§ EXERCISE DESCRIPTION:
Keep only the lines where "this" appears.
Start of EXTRACTED INFORMATION
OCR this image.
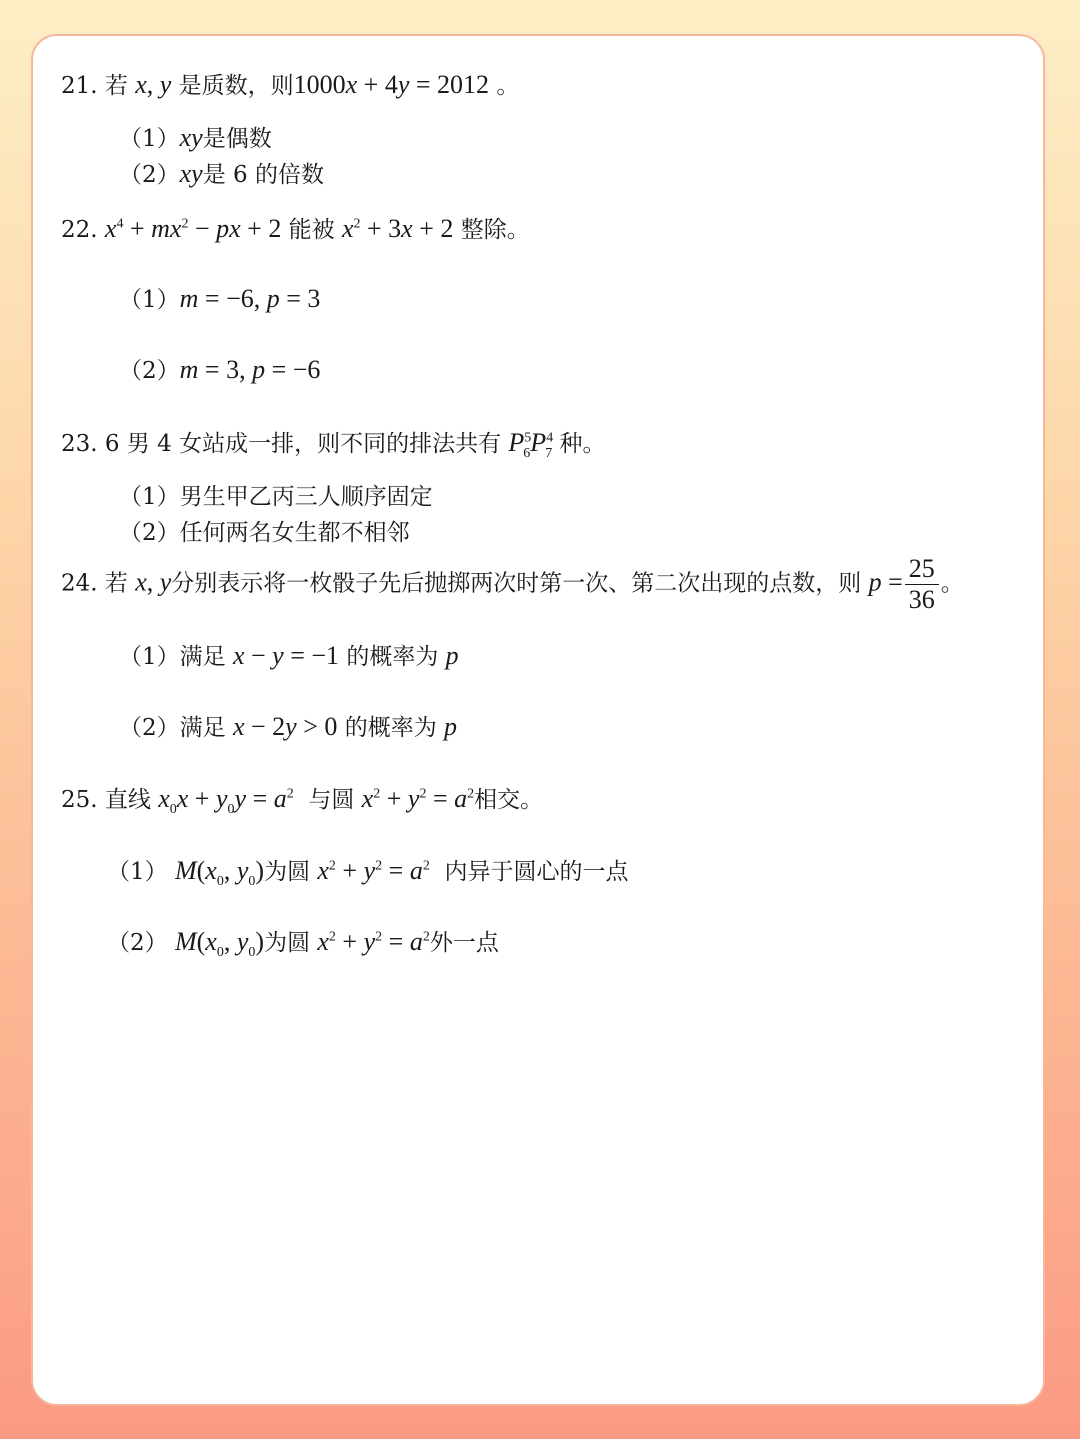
21. 若 x, y 是质数，则1000x + 4y = 2012 。
（1）xy是偶数
（2）xy是 6 的倍数
22. $x^4 + mx^2$ − px + 2 能被 $x^2 + 3x + 2$ 整除。
（1）m = −6, p = 3
（2）m = 3, p = −6
23. 6 男 4 女站成一排，则不同的排法共有 $P^5_6P^4_7$ 种。
（1）男生甲乙丙三人顺序固定
（2）任何两名女生都不相邻
24. 若 x, y分别表示将一枚骰子先后抛掷两次时第一次、第二次出现的点数，则 $p = \frac{25}{36}$ 。
（1）满足 x − y = −1 的概率为 p
（2）满足 x − 2y > 0 的概率为 p
25. 直线 $x_0x + y_0y = a^2$ 与圆 $x^2 + y^2 = a^2$相交。
（1） $M(x_0$, $y_0$)为圆 $x^2 + y^2 = a^2$ 内异于圆心的一点
（2） $M(x_0$, $y_0$)为圆 $x^2 + y^2 = a^2$外一点
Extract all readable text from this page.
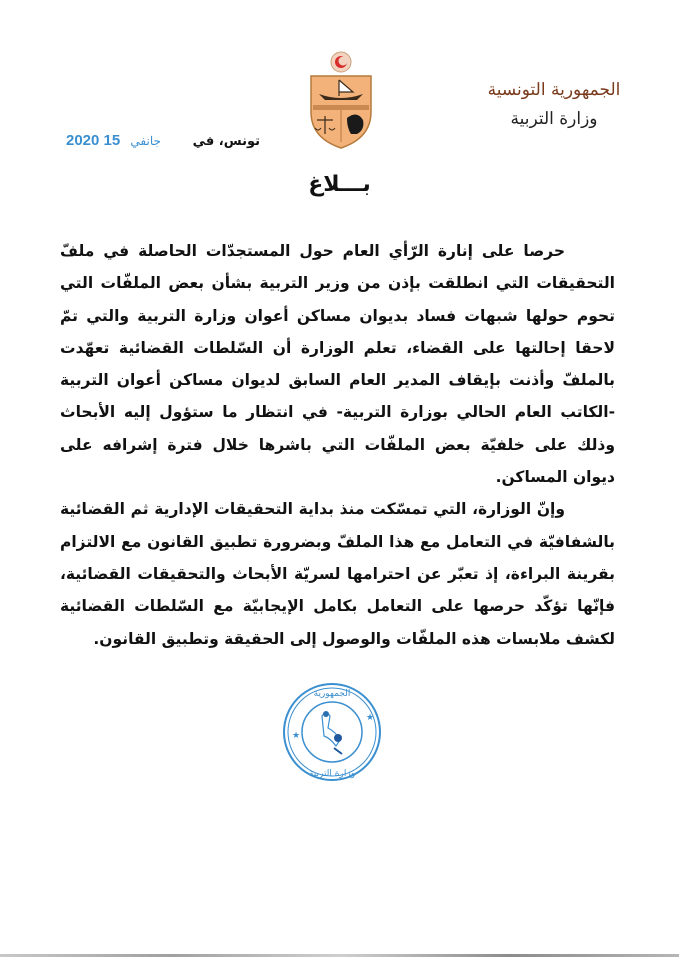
الجمهورية التونسية
وزارة التربية
2020	جانفي 15	تونس، في
بـــلاغ

حرصا على إنارة الرّأي العام حول المستجدّات الحاصلة في ملفّ التحقيقات التي انطلقت بإذن من وزير التربية بشأن بعض الملفّات التي تحوم حولها شبهات فساد بديوان مساكن أعوان وزارة التربية والتي تمّ لاحقا إحالتها على القضاء، تعلم الوزارة أن السّلطات القضائية تعهّدت بالملفّ وأذنت بإيقاف المدير العام السابق لديوان مساكن أعوان التربية -الكاتب العام الحالي بوزارة التربية- في انتظار ما ستؤول إليه الأبحاث وذلك على خلفيّة بعض الملفّات التي باشرها خلال فترة إشرافه على ديوان المساكن.

وإنّ الوزارة، التي تمسّكت منذ بداية التحقيقات الإدارية ثم القضائية بالشفافيّة في التعامل مع هذا الملفّ وبضرورة تطبيق القانون مع الالتزام بقرينة البراءة، إذ تعبّر عن احترامها لسريّة الأبحاث والتحقيقات القضائية، فإنّها تؤكّد حرصها على التعامل بكامل الإيجابيّة مع السّلطات القضائية لكشف ملابسات هذه الملفّات والوصول إلى الحقيقة وتطبيق القانون.

الجمهورية
وزارة التربية
★
★
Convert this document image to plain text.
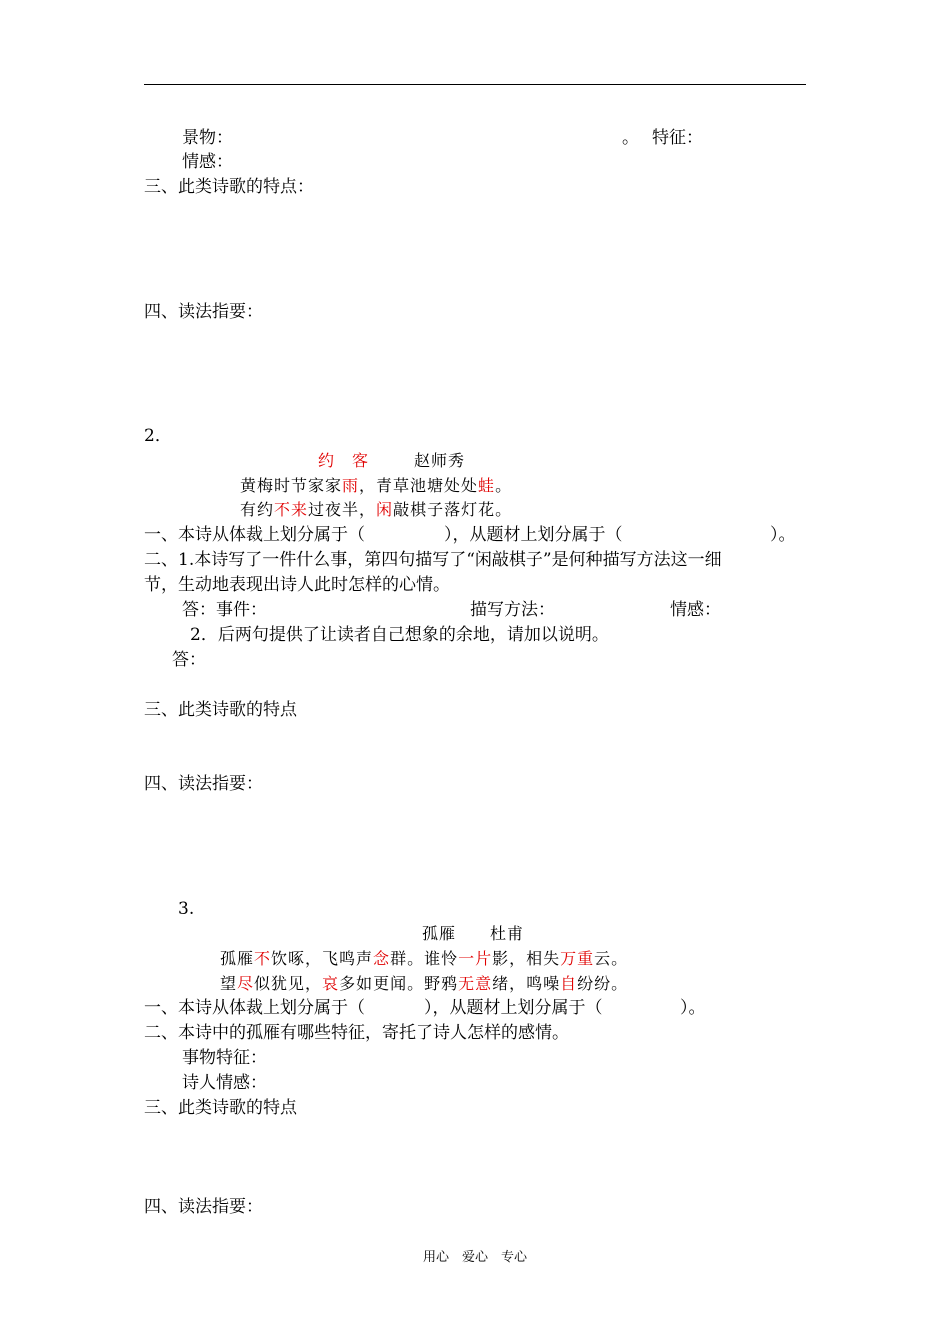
景物：	。 特征：
情感：
三、此类诗歌的特点：
四、读法指要：
2．
约　客	赵师秀
黄梅时节家家雨，青草池塘处处蛙。
有约不来过夜半，闲敲棋子落灯花。
一、本诗从体裁上划分属于（	），从题材上划分属于（	）。
二、1.本诗写了一件什么事，第四句描写了“闲敲棋子”是何种描写方法这一细
节，生动地表现出诗人此时怎样的心情。
答：事件：	描写方法：	情感：
2．后两句提供了让读者自己想象的余地，请加以说明。
答：
三、此类诗歌的特点
四、读法指要：
3.
孤雁 杜甫
孤雁不饮啄，飞鸣声念群。谁怜一片影，相失万重云。
望尽似犹见，哀多如更闻。野鸦无意绪，鸣噪自纷纷。
一、本诗从体裁上划分属于（	），从题材上划分属于（	）。
二、本诗中的孤雁有哪些特征，寄托了诗人怎样的感情。
事物特征：
诗人情感：
三、此类诗歌的特点
四、读法指要：
用心　爱心　专心
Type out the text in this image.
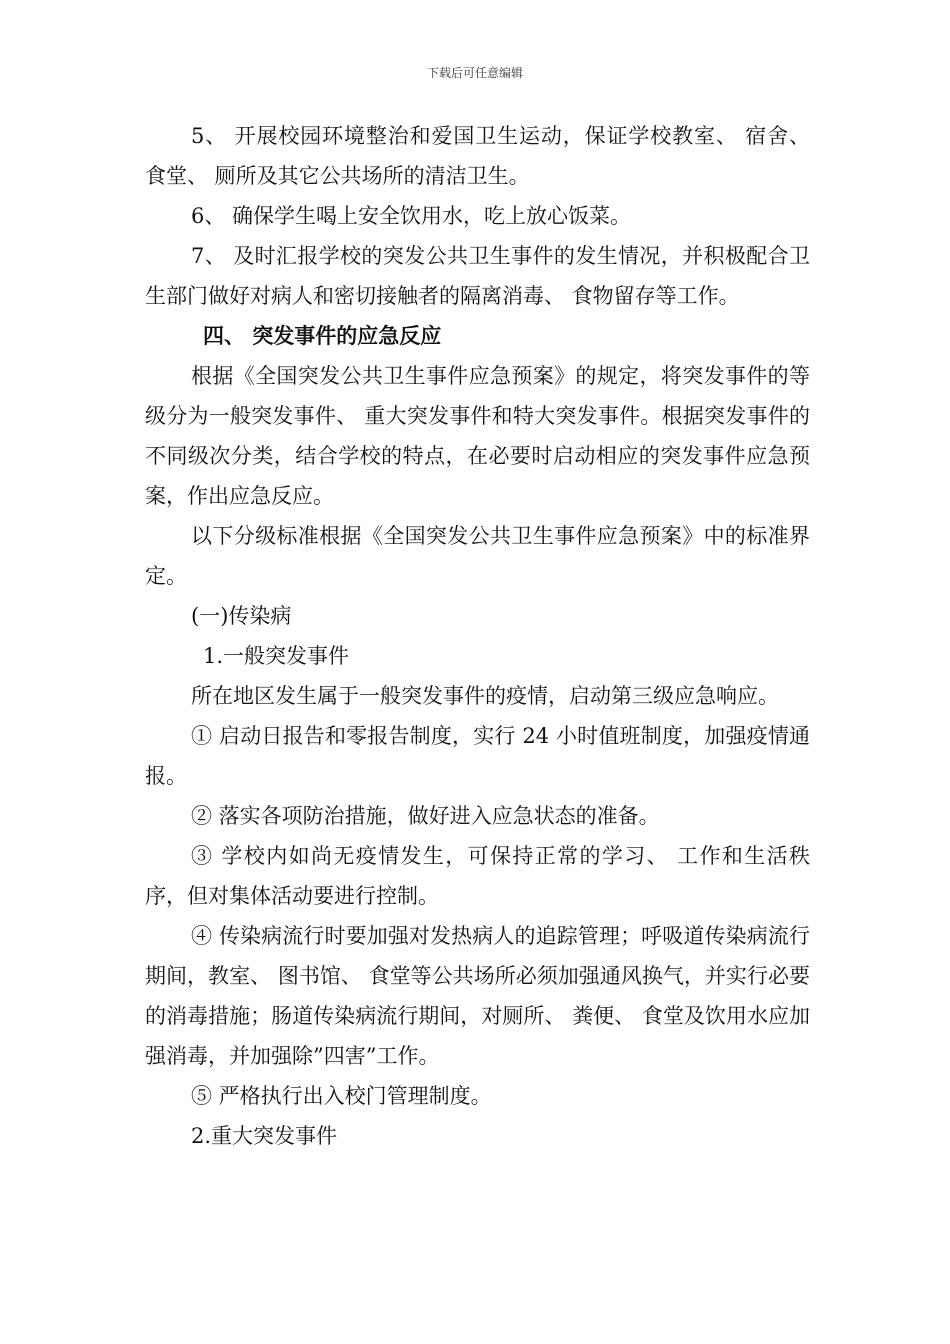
下载后可任意编辑

5、 开展校园环境整治和爱国卫生运动，保证学校教室、 宿舍、 食堂、 厕所及其它公共场所的清洁卫生。

6、 确保学生喝上安全饮用水，吃上放心饭菜。

7、 及时汇报学校的突发公共卫生事件的发生情况，并积极配合卫生部门做好对病人和密切接触者的隔离消毒、 食物留存等工作。

四、 突发事件的应急反应

根据《全国突发公共卫生事件应急预案》的规定，将突发事件的等级分为一般突发事件、 重大突发事件和特大突发事件。根据突发事件的不同级次分类，结合学校的特点，在必要时启动相应的突发事件应急预案，作出应急反应。

以下分级标准根据《全国突发公共卫生事件应急预案》中的标准界定。

(一)传染病

1.一般突发事件

所在地区发生属于一般突发事件的疫情，启动第三级应急响应。

① 启动日报告和零报告制度，实行 24 小时值班制度，加强疫情通报。

② 落实各项防治措施，做好进入应急状态的准备。

③ 学校内如尚无疫情发生，可保持正常的学习、 工作和生活秩序，但对集体活动要进行控制。

④ 传染病流行时要加强对发热病人的追踪管理；呼吸道传染病流行期间，教室、 图书馆、 食堂等公共场所必须加强通风换气，并实行必要的消毒措施；肠道传染病流行期间，对厕所、 粪便、 食堂及饮用水应加强消毒，并加强除”四害”工作。

⑤ 严格执行出入校门管理制度。

2.重大突发事件
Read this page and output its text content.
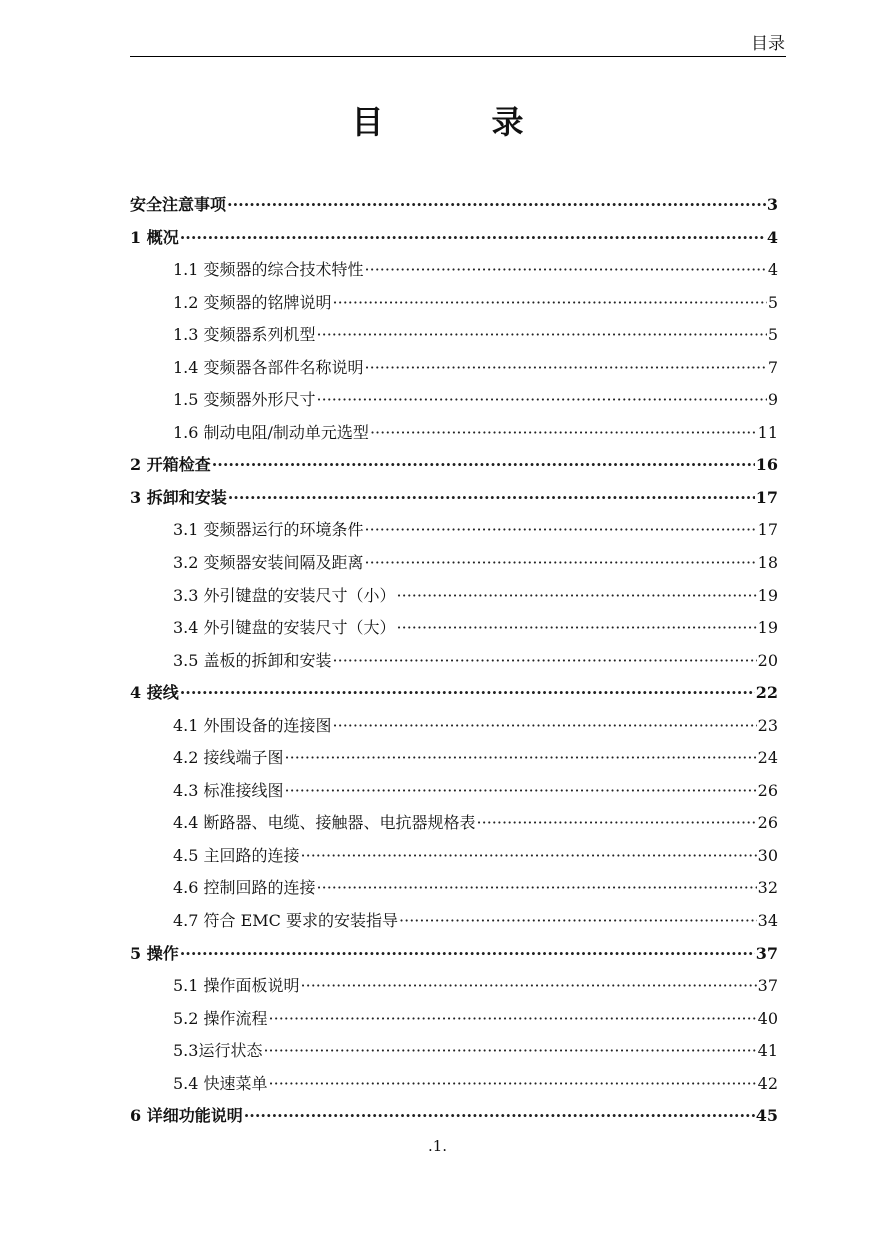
目录
目　录
安全注意事项 ·····	3
1 概况 ·····	4
1.1 变频器的综合技术特性 ·····	4
1.2 变频器的铭牌说明 ·····	5
1.3 变频器系列机型 ·····	5
1.4 变频器各部件名称说明 ·····	7
1.5 变频器外形尺寸 ·····	9
1.6 制动电阻/制动单元选型 ·····	11
2 开箱检查 ·····	16
3 拆卸和安装 ·····	17
3.1 变频器运行的环境条件 ·····	17
3.2 变频器安装间隔及距离 ·····	18
3.3 外引键盘的安装尺寸（小） ·····	19
3.4 外引键盘的安装尺寸（大） ·····	19
3.5 盖板的拆卸和安装 ·····	20
4 接线 ·····	22
4.1 外围设备的连接图 ·····	23
4.2 接线端子图 ·····	24
4.3 标准接线图 ·····	26
4.4 断路器、电缆、接触器、电抗器规格表 ·····	26
4.5 主回路的连接 ·····	30
4.6 控制回路的连接 ·····	32
4.7 符合 EMC 要求的安装指导 ·····	34
5 操作 ·····	37
5.1 操作面板说明 ·····	37
5.2 操作流程 ·····	40
5.3运行状态 ·····	41
5.4 快速菜单 ·····	42
6 详细功能说明 ·····	45
.1.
End of EXTRACTED INFORMATION
§ THE REPLY:
OCR this image.
Extract all readable text from this page.
Convert this document image to plain text.
Type out the text in this image.
Read this page and output its text content.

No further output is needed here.